THE EXERCISE: Wherever the word "Cboe" appears in a line, extract that line.

PROVIDED RECORDS:
>>>>>

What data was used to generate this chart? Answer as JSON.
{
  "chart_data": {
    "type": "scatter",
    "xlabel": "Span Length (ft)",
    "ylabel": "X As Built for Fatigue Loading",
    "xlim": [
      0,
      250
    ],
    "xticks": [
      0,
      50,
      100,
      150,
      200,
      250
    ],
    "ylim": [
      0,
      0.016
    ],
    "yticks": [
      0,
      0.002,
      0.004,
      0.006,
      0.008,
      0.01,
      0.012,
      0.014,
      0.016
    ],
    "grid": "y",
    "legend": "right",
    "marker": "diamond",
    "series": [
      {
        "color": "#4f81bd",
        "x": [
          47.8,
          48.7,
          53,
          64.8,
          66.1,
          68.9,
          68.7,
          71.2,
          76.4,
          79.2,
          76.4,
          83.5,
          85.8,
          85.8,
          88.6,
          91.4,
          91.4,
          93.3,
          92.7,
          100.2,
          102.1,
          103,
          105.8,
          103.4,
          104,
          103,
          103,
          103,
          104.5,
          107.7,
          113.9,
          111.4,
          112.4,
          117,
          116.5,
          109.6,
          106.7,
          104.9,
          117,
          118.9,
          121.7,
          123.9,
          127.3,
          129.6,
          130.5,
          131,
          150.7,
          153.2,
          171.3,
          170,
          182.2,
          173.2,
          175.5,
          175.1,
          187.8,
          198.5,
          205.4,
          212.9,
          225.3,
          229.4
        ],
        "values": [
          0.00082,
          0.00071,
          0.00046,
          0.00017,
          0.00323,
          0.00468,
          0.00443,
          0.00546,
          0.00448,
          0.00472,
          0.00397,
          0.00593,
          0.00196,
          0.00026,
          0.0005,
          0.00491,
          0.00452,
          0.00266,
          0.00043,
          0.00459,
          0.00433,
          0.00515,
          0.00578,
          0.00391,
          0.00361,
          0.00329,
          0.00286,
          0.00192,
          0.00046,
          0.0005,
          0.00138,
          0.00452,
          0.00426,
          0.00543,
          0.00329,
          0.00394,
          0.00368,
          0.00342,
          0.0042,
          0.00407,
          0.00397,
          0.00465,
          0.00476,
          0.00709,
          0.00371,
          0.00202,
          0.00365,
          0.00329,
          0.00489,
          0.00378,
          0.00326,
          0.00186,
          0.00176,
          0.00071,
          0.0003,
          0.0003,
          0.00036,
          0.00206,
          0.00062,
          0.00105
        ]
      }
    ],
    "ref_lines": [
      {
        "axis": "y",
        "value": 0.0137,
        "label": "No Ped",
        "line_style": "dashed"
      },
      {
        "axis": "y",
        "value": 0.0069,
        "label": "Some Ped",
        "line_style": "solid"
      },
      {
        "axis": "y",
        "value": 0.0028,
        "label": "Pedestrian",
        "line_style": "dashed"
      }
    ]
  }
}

<<<<<
>>>>>

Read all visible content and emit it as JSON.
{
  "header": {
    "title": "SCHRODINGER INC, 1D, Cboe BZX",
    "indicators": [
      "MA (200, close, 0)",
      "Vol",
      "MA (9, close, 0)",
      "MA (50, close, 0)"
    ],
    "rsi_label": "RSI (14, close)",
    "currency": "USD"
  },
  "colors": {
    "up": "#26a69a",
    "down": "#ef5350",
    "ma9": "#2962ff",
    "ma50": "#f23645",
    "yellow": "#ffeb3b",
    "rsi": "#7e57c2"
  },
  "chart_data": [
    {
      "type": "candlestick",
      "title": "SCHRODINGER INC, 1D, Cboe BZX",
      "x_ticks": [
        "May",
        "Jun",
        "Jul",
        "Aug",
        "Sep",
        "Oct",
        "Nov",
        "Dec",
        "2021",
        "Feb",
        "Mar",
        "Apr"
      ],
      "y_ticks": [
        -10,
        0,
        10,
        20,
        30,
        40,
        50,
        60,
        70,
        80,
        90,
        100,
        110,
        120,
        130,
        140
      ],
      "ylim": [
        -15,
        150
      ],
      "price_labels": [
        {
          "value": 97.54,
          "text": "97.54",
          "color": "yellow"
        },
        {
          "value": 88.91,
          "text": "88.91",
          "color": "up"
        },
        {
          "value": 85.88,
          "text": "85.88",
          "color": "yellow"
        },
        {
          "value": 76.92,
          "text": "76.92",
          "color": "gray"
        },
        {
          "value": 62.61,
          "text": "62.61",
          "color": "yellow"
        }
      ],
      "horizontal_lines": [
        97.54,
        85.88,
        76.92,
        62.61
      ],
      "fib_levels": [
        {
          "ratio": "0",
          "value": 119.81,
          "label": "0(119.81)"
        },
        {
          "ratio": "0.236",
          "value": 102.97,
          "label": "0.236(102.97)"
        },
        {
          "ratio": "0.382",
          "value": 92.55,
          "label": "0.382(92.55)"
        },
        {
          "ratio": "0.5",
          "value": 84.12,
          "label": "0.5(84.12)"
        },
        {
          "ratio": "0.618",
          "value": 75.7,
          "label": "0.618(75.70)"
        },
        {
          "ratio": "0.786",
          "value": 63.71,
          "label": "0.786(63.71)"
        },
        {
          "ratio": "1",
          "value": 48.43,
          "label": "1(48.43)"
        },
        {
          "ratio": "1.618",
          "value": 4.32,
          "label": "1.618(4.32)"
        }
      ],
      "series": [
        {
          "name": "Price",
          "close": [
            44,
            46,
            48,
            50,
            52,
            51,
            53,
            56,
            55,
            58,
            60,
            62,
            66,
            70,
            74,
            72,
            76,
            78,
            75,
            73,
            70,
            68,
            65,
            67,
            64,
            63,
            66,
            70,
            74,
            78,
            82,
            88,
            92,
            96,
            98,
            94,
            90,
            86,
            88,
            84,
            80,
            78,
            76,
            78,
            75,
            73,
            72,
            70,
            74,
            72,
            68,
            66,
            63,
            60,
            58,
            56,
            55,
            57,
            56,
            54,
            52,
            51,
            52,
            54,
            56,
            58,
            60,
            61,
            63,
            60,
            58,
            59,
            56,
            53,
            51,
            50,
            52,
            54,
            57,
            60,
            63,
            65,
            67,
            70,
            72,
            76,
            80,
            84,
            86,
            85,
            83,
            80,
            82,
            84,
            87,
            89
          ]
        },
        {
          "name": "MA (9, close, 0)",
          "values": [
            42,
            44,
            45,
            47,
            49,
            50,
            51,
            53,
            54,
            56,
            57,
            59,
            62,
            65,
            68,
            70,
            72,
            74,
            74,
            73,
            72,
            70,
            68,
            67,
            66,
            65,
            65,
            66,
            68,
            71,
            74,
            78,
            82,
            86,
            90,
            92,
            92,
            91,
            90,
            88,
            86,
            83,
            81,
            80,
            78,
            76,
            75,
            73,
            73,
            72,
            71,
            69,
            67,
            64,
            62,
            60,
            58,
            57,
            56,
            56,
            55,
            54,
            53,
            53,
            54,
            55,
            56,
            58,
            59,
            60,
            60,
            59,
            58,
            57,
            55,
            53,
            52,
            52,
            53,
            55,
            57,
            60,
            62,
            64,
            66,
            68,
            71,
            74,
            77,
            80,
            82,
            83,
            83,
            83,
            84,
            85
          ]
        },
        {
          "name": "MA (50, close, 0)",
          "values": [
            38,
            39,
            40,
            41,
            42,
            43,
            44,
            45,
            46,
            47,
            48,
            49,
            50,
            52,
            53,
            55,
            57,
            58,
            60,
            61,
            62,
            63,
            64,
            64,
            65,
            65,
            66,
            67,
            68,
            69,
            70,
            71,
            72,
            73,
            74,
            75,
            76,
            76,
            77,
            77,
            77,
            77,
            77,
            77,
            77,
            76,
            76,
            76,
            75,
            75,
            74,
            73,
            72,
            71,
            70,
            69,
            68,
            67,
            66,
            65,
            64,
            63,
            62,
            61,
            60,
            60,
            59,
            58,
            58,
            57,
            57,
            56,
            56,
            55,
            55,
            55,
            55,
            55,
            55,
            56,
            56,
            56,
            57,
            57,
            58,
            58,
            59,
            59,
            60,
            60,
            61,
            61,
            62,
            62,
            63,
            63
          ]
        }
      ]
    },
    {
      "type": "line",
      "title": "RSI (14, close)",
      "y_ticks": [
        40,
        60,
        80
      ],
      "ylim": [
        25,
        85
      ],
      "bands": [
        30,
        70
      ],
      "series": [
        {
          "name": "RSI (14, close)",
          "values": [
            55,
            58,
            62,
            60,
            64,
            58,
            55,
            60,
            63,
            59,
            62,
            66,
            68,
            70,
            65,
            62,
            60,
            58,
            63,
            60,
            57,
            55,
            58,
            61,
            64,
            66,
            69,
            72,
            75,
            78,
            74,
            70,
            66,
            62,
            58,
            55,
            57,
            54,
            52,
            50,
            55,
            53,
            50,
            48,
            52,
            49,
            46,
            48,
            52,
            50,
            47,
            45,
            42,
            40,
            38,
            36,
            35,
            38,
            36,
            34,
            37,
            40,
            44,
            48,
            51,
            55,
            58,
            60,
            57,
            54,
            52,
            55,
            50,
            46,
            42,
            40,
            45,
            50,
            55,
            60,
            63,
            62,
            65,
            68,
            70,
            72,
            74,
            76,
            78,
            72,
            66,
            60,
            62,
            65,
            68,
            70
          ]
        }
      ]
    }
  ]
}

<<<<<

FINAL RESULT:
    "title": "SCHRODINGER INC, 1D, Cboe BZX",
      "title": "SCHRODINGER INC, 1D, Cboe BZX",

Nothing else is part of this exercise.